(What is asked): Count every line that includes the string "JSON" in the entries that follow. Nothing besides the number is needed.

----

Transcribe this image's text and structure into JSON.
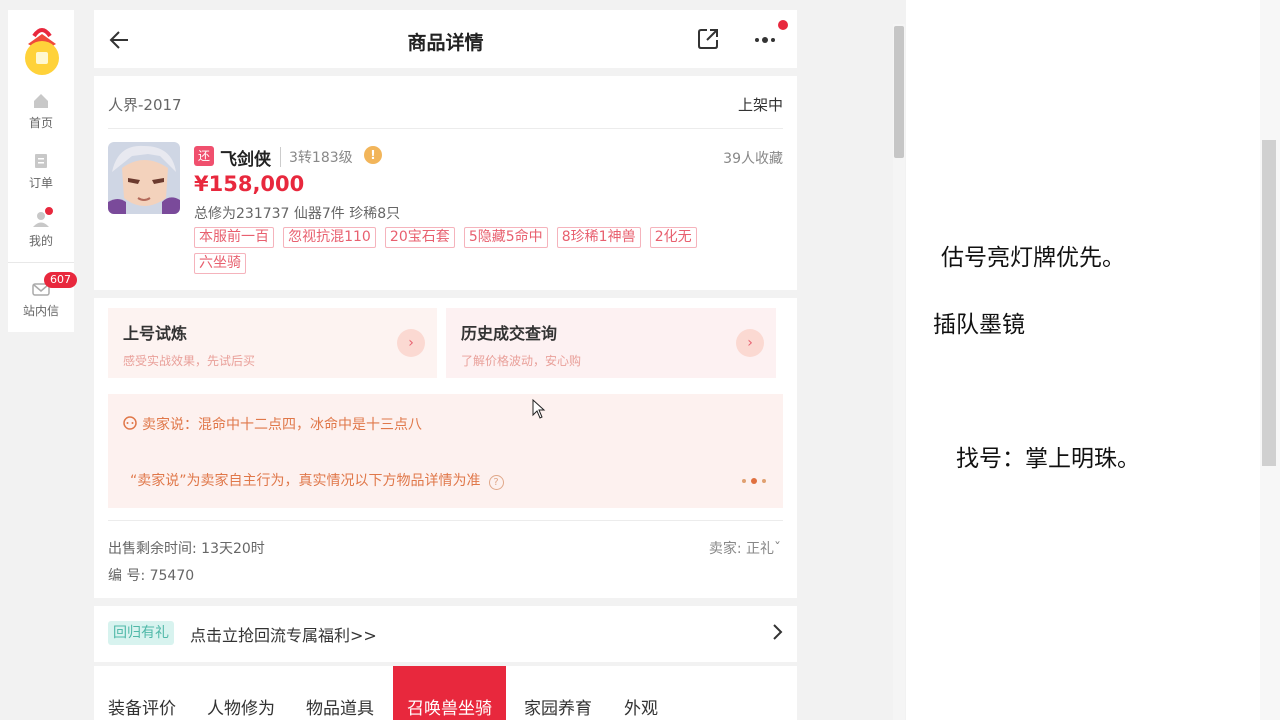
{
  "sidebar": {
    "items": [
      {
        "label": "首页"
      },
      {
        "label": "订单"
      },
      {
        "label": "我的"
      },
      {
        "label": "站内信",
        "badge": "607"
      }
    ]
  },
  "header": {
    "title": "商品详情"
  },
  "listing": {
    "server": "人界-2017",
    "status": "上架中",
    "tag": "还",
    "role": "飞剑侠",
    "level": "3转183级",
    "favorites": "39人收藏",
    "price": "¥158,000",
    "stats": "总修为231737  仙器7件  珍稀8只",
    "chips": [
      "本服前一百",
      "忽视抗混110",
      "20宝石套",
      "5隐藏5命中",
      "8珍稀1神兽",
      "2化无",
      "六坐骑"
    ]
  },
  "entries": [
    {
      "title": "上号试炼",
      "sub": "感受实战效果，先试后买"
    },
    {
      "title": "历史成交查询",
      "sub": "了解价格波动，安心购"
    }
  ],
  "seller_note": {
    "text": "卖家说：混命中十二点四，冰命中是十三点八",
    "disclaimer": "“卖家说”为卖家自主行为，真实情况以下方物品详情为准"
  },
  "meta": {
    "time_left": "出售剩余时间: 13天20时",
    "seller": "卖家: 正礼ˇ",
    "serial": "编 号: 75470"
  },
  "gift": {
    "tag": "回归有礼",
    "text": "点击立抢回流专属福利>>"
  },
  "tabs": [
    "装备评价",
    "人物修为",
    "物品道具",
    "召唤兽坐骑",
    "家园养育",
    "外观"
  ],
  "notes": [
    "估号亮灯牌优先。",
    "插队墨镜",
    "找号：掌上明珠。"
  ],
  "colors": {
    "accent": "#e8283d",
    "bg": "#f2f2f2"
  }
}
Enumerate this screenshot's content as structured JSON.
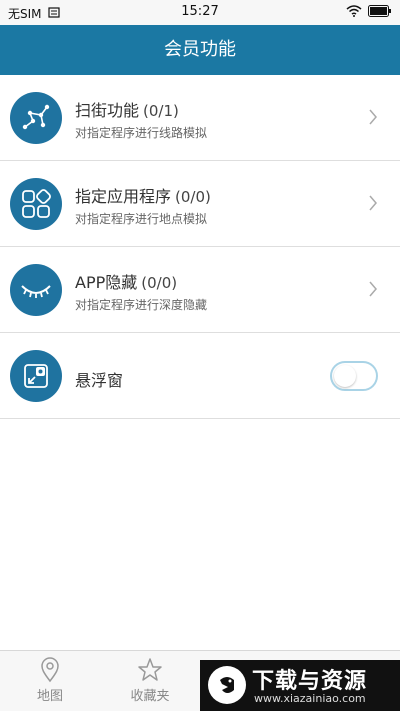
{
  "status_bar": {
    "carrier": "无SIM",
    "time": "15:27"
  },
  "header": {
    "title": "会员功能"
  },
  "rows": [
    {
      "title": "扫街功能",
      "count": "(0/1)",
      "subtitle": "对指定程序进行线路模拟",
      "icon": "route-icon"
    },
    {
      "title": "指定应用程序",
      "count": "(0/0)",
      "subtitle": "对指定程序进行地点模拟",
      "icon": "apps-grid-icon"
    },
    {
      "title": "APP隐藏",
      "count": "(0/0)",
      "subtitle": "对指定程序进行深度隐藏",
      "icon": "closed-eye-icon"
    },
    {
      "title": "悬浮窗",
      "icon": "floating-window-icon",
      "toggle_on": false
    }
  ],
  "bottom_nav": {
    "items": [
      {
        "label": "地图",
        "icon": "map-pin-icon"
      },
      {
        "label": "收藏夹",
        "icon": "star-icon"
      }
    ]
  },
  "watermark": {
    "title": "下载与资源",
    "url": "www.xiazainiao.com"
  },
  "colors": {
    "header": "#1b78a3",
    "icon_bg": "#1f73a0",
    "toggle_border": "#a9d3e6"
  }
}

----

(Written answer): 2